** start Provided records **

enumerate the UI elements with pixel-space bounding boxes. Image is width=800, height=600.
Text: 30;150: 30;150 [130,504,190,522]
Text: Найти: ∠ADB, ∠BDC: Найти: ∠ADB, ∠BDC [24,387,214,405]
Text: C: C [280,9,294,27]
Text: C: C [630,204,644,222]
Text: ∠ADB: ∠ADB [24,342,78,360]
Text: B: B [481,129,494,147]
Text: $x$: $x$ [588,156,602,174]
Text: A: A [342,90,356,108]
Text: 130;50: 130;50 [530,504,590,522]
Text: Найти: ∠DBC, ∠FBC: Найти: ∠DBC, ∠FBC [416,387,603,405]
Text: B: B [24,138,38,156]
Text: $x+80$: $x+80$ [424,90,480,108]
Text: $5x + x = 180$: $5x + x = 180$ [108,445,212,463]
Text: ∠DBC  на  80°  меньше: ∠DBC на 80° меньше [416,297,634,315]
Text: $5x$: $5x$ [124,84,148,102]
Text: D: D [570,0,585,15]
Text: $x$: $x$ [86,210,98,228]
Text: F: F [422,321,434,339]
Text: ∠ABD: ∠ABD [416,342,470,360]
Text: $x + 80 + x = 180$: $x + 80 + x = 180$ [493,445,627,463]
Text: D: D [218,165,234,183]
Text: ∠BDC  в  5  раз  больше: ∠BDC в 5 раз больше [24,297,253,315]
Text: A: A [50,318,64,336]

** end Provided records **

Exercise requirements — Reproduce the records above, replacing every occurrence of "Text" with "Label" and leaving everything else untouched.

Result for this task —
enumerate the UI elements with pixel-space bounding boxes. Image is width=800, height=600.
Label: 30;150: 30;150 [130,504,190,522]
Label: Найти: ∠ADB, ∠BDC: Найти: ∠ADB, ∠BDC [24,387,214,405]
Label: C: C [280,9,294,27]
Label: C: C [630,204,644,222]
Label: ∠ADB: ∠ADB [24,342,78,360]
Label: B: B [481,129,494,147]
Label: $x$: $x$ [588,156,602,174]
Label: A: A [342,90,356,108]
Label: 130;50: 130;50 [530,504,590,522]
Label: Найти: ∠DBC, ∠FBC: Найти: ∠DBC, ∠FBC [416,387,603,405]
Label: B: B [24,138,38,156]
Label: $x+80$: $x+80$ [424,90,480,108]
Label: $5x + x = 180$: $5x + x = 180$ [108,445,212,463]
Label: ∠DBC  на  80°  меньше: ∠DBC на 80° меньше [416,297,634,315]
Label: $5x$: $5x$ [124,84,148,102]
Label: D: D [570,0,585,15]
Label: $x$: $x$ [86,210,98,228]
Label: F: F [422,321,434,339]
Label: ∠ABD: ∠ABD [416,342,470,360]
Label: $x + 80 + x = 180$: $x + 80 + x = 180$ [493,445,627,463]
Label: D: D [218,165,234,183]
Label: ∠BDC  в  5  раз  больше: ∠BDC в 5 раз больше [24,297,253,315]
Label: A: A [50,318,64,336]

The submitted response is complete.